■ Exercise details ■
Scan the entries below and extract each line with the word "random" in it.

Rows from a figure dataset:

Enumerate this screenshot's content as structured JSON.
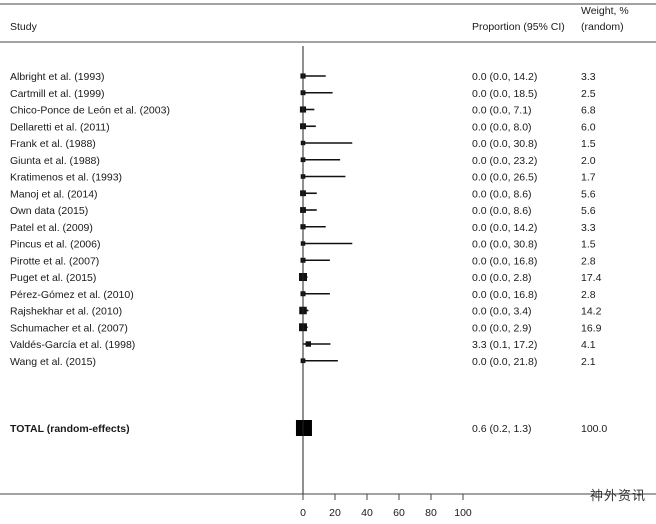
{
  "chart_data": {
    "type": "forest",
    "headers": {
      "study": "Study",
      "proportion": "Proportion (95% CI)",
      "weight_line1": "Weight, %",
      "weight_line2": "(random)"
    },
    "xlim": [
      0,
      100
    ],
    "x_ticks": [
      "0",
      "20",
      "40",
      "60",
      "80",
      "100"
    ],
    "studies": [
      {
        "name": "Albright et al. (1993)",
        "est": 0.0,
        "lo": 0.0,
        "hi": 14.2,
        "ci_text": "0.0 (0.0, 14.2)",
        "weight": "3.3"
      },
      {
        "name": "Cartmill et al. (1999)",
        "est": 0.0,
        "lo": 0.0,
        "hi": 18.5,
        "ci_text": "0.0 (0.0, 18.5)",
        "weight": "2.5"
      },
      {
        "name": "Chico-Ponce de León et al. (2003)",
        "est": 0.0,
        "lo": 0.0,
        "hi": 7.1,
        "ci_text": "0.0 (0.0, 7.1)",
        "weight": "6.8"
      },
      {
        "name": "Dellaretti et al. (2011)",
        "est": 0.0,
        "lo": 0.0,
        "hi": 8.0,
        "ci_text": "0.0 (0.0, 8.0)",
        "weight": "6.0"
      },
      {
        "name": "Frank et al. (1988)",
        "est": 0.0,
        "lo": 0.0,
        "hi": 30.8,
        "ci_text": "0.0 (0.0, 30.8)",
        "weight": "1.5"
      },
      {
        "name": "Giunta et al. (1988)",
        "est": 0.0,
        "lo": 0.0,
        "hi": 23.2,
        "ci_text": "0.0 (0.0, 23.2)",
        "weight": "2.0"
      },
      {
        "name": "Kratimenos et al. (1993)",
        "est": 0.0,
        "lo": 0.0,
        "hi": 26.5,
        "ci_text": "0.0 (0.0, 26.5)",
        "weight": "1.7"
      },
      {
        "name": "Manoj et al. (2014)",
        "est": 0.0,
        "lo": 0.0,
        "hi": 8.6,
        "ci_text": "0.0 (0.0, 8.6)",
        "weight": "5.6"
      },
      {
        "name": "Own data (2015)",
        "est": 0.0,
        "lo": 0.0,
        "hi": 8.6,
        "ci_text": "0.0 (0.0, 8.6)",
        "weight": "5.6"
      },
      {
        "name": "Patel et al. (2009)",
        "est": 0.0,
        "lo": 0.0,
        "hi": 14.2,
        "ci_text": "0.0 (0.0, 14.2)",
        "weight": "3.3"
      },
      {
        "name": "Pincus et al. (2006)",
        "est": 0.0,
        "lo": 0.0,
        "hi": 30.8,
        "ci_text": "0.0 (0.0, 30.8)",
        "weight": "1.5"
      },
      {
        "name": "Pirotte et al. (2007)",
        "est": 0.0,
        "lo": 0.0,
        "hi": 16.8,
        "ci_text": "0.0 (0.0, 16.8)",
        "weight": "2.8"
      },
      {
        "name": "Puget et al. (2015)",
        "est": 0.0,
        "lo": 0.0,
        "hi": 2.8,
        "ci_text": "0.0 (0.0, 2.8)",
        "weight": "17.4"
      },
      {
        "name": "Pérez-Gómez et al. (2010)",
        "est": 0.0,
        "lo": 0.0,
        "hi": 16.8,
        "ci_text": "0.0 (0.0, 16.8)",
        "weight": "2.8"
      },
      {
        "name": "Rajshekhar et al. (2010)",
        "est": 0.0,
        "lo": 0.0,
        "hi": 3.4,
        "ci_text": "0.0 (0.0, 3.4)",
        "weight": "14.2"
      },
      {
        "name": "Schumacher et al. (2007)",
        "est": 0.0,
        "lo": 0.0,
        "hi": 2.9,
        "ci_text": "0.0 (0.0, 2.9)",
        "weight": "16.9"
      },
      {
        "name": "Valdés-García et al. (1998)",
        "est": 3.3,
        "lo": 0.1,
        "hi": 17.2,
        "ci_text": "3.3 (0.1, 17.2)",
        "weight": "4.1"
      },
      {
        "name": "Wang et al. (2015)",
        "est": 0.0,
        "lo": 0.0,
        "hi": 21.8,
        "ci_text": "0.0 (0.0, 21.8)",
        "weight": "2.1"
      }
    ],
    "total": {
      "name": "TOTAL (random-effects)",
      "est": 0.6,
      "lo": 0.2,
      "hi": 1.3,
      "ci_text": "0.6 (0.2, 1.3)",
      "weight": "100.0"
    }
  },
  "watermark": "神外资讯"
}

■ Result of the exercise ■
      "weight_line2": "(random)"
      "name": "TOTAL (random-effects)",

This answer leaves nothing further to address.